### Data extract

◇ ◇ ◇ ◇ ◇

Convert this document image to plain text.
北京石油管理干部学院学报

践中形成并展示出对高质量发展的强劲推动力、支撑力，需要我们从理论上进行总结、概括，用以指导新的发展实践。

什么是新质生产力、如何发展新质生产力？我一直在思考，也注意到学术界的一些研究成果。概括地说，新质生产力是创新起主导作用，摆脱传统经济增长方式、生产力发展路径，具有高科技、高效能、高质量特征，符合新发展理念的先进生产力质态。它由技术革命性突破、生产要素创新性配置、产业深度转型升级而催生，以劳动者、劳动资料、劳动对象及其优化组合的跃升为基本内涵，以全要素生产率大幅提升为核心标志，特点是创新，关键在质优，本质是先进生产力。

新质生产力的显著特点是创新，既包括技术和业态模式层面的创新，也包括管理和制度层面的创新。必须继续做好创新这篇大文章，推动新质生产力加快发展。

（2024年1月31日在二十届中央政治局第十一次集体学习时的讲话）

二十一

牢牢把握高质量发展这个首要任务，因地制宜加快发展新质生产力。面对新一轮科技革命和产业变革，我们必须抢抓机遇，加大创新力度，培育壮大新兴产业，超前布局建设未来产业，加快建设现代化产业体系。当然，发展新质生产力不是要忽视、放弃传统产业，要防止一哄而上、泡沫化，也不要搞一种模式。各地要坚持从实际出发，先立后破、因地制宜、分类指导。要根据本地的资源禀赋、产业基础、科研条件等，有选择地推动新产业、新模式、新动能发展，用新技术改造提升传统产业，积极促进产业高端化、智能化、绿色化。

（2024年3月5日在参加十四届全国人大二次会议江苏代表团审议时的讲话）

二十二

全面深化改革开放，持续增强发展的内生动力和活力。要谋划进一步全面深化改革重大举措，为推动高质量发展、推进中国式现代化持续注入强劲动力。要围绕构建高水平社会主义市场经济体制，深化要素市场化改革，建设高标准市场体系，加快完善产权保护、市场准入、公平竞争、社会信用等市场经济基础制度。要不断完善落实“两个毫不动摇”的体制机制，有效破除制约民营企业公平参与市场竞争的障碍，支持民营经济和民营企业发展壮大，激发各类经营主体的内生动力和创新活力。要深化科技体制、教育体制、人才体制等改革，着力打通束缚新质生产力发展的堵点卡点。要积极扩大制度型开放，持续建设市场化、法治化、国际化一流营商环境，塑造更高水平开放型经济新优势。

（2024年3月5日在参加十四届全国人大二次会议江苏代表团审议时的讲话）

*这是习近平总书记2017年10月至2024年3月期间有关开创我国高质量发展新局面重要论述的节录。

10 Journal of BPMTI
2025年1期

◇ ◇ ◇ ◇ ◇

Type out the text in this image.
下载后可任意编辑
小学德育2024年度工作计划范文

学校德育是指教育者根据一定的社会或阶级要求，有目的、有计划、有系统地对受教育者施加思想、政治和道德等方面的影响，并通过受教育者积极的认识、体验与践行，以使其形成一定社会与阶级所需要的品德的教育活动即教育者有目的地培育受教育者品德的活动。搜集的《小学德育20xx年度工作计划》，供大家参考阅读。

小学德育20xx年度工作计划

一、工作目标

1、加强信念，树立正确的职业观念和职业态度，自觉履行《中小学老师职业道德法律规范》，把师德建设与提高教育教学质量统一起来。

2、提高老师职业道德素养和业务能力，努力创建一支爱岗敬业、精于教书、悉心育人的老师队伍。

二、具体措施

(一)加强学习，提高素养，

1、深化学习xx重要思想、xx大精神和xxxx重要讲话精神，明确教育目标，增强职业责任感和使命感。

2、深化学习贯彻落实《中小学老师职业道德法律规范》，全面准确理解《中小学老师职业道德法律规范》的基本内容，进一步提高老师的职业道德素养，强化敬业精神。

◇ ◇ ◇ ◇ ◇

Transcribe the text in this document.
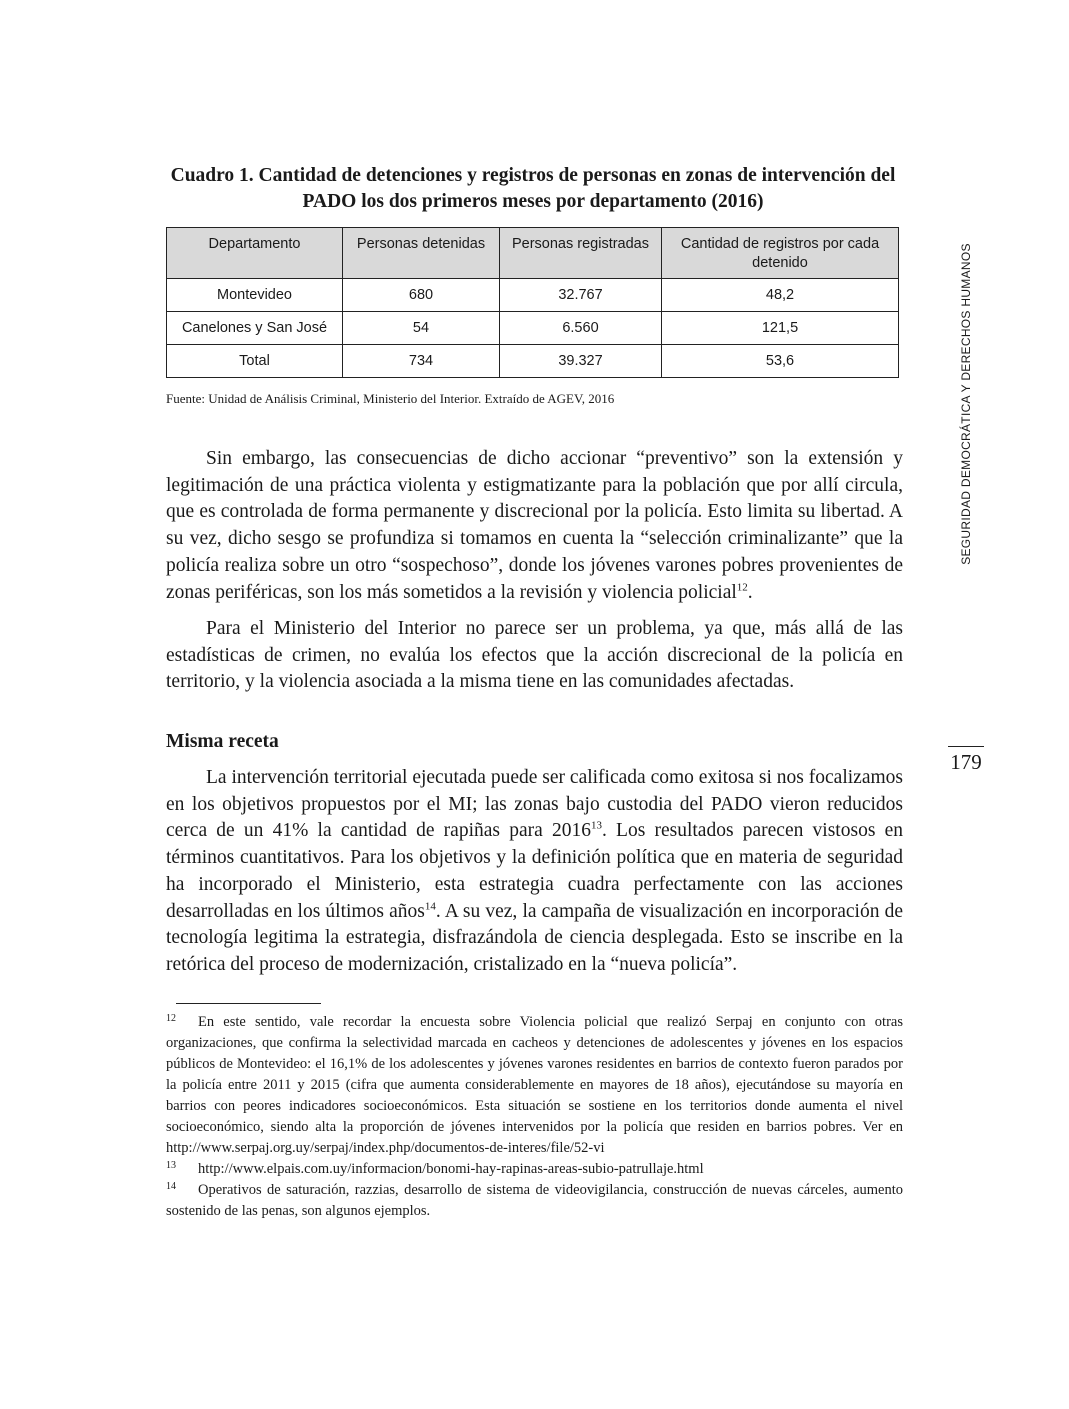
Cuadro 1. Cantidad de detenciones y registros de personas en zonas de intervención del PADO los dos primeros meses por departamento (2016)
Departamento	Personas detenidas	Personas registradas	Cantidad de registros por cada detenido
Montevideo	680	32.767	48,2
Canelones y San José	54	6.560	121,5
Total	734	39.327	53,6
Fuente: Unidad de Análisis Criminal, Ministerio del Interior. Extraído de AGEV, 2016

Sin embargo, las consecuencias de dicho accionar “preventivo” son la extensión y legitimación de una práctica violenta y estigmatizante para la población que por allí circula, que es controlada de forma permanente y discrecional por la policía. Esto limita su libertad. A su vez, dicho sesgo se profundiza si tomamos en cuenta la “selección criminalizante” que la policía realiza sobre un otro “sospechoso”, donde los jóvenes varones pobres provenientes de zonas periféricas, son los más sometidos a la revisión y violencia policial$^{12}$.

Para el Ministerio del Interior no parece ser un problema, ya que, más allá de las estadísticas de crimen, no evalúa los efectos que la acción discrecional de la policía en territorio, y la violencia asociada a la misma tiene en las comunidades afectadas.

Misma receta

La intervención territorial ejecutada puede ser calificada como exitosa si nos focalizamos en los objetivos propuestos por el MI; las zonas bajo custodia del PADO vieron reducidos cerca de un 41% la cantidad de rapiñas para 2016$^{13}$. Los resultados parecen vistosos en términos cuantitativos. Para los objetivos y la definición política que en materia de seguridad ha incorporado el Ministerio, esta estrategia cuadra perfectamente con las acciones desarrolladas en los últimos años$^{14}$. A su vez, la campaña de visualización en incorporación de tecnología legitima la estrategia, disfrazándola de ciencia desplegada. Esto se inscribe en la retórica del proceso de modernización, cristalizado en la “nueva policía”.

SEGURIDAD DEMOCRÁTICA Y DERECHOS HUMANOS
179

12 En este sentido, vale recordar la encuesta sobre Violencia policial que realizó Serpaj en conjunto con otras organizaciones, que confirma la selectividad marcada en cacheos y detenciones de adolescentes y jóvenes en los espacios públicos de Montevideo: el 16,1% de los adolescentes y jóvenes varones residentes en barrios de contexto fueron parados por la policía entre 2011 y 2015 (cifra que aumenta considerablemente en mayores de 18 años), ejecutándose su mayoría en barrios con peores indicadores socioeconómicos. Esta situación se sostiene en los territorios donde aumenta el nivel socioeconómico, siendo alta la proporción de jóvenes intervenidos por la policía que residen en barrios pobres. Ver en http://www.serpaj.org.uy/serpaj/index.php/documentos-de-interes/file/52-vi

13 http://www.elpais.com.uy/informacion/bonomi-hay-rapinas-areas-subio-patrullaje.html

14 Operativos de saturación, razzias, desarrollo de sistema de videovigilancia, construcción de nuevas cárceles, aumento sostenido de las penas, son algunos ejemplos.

◇ ◇ ◇ ◇ ◇

Gather and return every line that holds the string "Interior".

Fuente: Unidad de Análisis Criminal, Ministerio del Interior. Extraído de AGEV, 2016
Para el Ministerio del Interior no parece ser un problema, ya que, más allá de las estadísticas de crimen, no evalúa los efectos que la acción discrecional de la policía en territorio, y la violencia asociada a la misma tiene en las comunidades afectadas.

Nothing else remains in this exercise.